§ STATED PROBLEM:
Return the records, each one exactly as written.

§ PROVIDED MATERIAL:
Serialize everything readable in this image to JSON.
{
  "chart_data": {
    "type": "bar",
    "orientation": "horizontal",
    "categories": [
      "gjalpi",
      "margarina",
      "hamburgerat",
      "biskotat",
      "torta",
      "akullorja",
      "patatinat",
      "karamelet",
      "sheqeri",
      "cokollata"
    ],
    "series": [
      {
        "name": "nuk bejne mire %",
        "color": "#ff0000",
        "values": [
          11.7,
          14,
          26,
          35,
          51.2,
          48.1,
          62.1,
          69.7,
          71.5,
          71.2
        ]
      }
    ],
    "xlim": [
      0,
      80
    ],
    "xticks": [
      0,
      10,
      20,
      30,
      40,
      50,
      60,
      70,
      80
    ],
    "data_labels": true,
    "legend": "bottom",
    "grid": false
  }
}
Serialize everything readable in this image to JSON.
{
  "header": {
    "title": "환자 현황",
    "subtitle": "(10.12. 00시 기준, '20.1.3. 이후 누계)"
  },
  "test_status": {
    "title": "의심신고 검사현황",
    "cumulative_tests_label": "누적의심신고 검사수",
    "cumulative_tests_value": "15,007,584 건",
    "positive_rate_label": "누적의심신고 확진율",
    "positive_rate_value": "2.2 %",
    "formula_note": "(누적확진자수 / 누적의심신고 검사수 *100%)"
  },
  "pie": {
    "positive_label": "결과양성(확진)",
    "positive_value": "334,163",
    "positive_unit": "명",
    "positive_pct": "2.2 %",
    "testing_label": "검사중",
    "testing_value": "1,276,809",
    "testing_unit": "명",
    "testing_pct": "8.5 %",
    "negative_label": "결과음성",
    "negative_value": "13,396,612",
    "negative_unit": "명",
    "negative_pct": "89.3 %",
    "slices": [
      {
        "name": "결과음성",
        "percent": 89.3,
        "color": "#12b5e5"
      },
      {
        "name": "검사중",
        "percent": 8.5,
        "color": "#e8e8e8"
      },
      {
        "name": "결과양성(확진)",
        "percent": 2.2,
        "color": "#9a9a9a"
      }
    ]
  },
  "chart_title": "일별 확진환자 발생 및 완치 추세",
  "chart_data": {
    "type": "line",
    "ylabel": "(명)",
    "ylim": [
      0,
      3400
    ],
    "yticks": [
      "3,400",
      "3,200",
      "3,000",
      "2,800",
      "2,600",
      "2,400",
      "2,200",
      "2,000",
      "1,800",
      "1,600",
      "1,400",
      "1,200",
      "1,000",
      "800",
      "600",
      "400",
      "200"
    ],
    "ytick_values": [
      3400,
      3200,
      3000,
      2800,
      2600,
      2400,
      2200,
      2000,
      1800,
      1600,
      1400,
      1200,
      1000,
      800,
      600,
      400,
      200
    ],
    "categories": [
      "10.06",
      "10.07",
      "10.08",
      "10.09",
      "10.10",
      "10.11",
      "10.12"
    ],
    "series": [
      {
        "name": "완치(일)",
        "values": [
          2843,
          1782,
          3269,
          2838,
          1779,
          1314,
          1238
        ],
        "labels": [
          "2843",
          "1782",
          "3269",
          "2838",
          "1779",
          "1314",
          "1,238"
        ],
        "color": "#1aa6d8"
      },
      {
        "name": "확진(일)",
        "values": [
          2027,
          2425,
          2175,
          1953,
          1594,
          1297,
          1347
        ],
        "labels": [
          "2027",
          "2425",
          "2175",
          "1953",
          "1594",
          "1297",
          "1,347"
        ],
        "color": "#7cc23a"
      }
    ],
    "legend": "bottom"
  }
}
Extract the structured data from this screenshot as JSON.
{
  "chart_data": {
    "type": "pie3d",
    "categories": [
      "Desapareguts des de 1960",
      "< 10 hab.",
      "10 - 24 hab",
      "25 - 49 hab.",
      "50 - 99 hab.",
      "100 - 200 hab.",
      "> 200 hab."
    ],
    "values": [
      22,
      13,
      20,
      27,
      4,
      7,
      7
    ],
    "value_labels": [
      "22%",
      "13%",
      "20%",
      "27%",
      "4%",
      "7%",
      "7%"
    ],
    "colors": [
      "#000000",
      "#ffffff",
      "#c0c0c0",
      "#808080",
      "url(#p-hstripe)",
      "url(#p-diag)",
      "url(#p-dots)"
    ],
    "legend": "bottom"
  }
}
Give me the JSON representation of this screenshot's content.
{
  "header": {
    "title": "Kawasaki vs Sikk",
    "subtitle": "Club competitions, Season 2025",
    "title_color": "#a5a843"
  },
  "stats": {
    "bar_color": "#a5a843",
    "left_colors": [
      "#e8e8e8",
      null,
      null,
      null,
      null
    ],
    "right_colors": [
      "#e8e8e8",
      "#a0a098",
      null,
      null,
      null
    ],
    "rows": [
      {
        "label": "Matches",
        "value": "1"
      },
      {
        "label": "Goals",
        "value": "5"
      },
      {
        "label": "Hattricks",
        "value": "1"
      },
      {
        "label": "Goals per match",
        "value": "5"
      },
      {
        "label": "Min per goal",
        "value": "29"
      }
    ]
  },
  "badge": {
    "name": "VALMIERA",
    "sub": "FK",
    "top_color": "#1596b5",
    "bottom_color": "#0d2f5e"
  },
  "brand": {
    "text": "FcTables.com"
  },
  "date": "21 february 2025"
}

§ EXPECTED OUTPUT:
Serialize everything readable in this image to JSON.
{
  "chart_data": {
    "type": "bar",
    "orientation": "horizontal",
    "categories": [
      "gjalpi",
      "margarina",
      "hamburgerat",
      "biskotat",
      "torta",
      "akullorja",
      "patatinat",
      "karamelet",
      "sheqeri",
      "cokollata"
    ],
    "series": [
      {
        "name": "nuk bejne mire %",
        "color": "#ff0000",
        "values": [
          11.7,
          14,
          26,
          35,
          51.2,
          48.1,
          62.1,
          69.7,
          71.5,
          71.2
        ]
      }
    ],
    "xlim": [
      0,
      80
    ],
    "xticks": [
      0,
      10,
      20,
      30,
      40,
      50,
      60,
      70,
      80
    ],
    "data_labels": true,
    "legend": "bottom",
    "grid": false
  }
}
Serialize everything readable in this image to JSON.
{
  "header": {
    "title": "환자 현황",
    "subtitle": "(10.12. 00시 기준, '20.1.3. 이후 누계)"
  },
  "test_status": {
    "title": "의심신고 검사현황",
    "cumulative_tests_label": "누적의심신고 검사수",
    "cumulative_tests_value": "15,007,584 건",
    "positive_rate_label": "누적의심신고 확진율",
    "positive_rate_value": "2.2 %",
    "formula_note": "(누적확진자수 / 누적의심신고 검사수 *100%)"
  },
  "pie": {
    "positive_label": "결과양성(확진)",
    "positive_value": "334,163",
    "positive_unit": "명",
    "positive_pct": "2.2 %",
    "testing_label": "검사중",
    "testing_value": "1,276,809",
    "testing_unit": "명",
    "testing_pct": "8.5 %",
    "negative_label": "결과음성",
    "negative_value": "13,396,612",
    "negative_unit": "명",
    "negative_pct": "89.3 %",
    "slices": [
      {
        "name": "결과음성",
        "percent": 89.3,
        "color": "#12b5e5"
      },
      {
        "name": "검사중",
        "percent": 8.5,
        "color": "#e8e8e8"
      },
      {
        "name": "결과양성(확진)",
        "percent": 2.2,
        "color": "#9a9a9a"
      }
    ]
  },
  "chart_title": "일별 확진환자 발생 및 완치 추세",
  "chart_data": {
    "type": "line",
    "ylabel": "(명)",
    "ylim": [
      0,
      3400
    ],
    "yticks": [
      "3,400",
      "3,200",
      "3,000",
      "2,800",
      "2,600",
      "2,400",
      "2,200",
      "2,000",
      "1,800",
      "1,600",
      "1,400",
      "1,200",
      "1,000",
      "800",
      "600",
      "400",
      "200"
    ],
    "ytick_values": [
      3400,
      3200,
      3000,
      2800,
      2600,
      2400,
      2200,
      2000,
      1800,
      1600,
      1400,
      1200,
      1000,
      800,
      600,
      400,
      200
    ],
    "categories": [
      "10.06",
      "10.07",
      "10.08",
      "10.09",
      "10.10",
      "10.11",
      "10.12"
    ],
    "series": [
      {
        "name": "완치(일)",
        "values": [
          2843,
          1782,
          3269,
          2838,
          1779,
          1314,
          1238
        ],
        "labels": [
          "2843",
          "1782",
          "3269",
          "2838",
          "1779",
          "1314",
          "1,238"
        ],
        "color": "#1aa6d8"
      },
      {
        "name": "확진(일)",
        "values": [
          2027,
          2425,
          2175,
          1953,
          1594,
          1297,
          1347
        ],
        "labels": [
          "2027",
          "2425",
          "2175",
          "1953",
          "1594",
          "1297",
          "1,347"
        ],
        "color": "#7cc23a"
      }
    ],
    "legend": "bottom"
  }
}
Extract the structured data from this screenshot as JSON.
{
  "chart_data": {
    "type": "pie3d",
    "categories": [
      "Desapareguts des de 1960",
      "< 10 hab.",
      "10 - 24 hab",
      "25 - 49 hab.",
      "50 - 99 hab.",
      "100 - 200 hab.",
      "> 200 hab."
    ],
    "values": [
      22,
      13,
      20,
      27,
      4,
      7,
      7
    ],
    "value_labels": [
      "22%",
      "13%",
      "20%",
      "27%",
      "4%",
      "7%",
      "7%"
    ],
    "colors": [
      "#000000",
      "#ffffff",
      "#c0c0c0",
      "#808080",
      "url(#p-hstripe)",
      "url(#p-diag)",
      "url(#p-dots)"
    ],
    "legend": "bottom"
  }
}
Give me the JSON representation of this screenshot's content.
{
  "header": {
    "title": "Kawasaki vs Sikk",
    "subtitle": "Club competitions, Season 2025",
    "title_color": "#a5a843"
  },
  "stats": {
    "bar_color": "#a5a843",
    "left_colors": [
      "#e8e8e8",
      null,
      null,
      null,
      null
    ],
    "right_colors": [
      "#e8e8e8",
      "#a0a098",
      null,
      null,
      null
    ],
    "rows": [
      {
        "label": "Matches",
        "value": "1"
      },
      {
        "label": "Goals",
        "value": "5"
      },
      {
        "label": "Hattricks",
        "value": "1"
      },
      {
        "label": "Goals per match",
        "value": "5"
      },
      {
        "label": "Min per goal",
        "value": "29"
      }
    ]
  },
  "badge": {
    "name": "VALMIERA",
    "sub": "FK",
    "top_color": "#1596b5",
    "bottom_color": "#0d2f5e"
  },
  "brand": {
    "text": "FcTables.com"
  },
  "date": "21 february 2025"
}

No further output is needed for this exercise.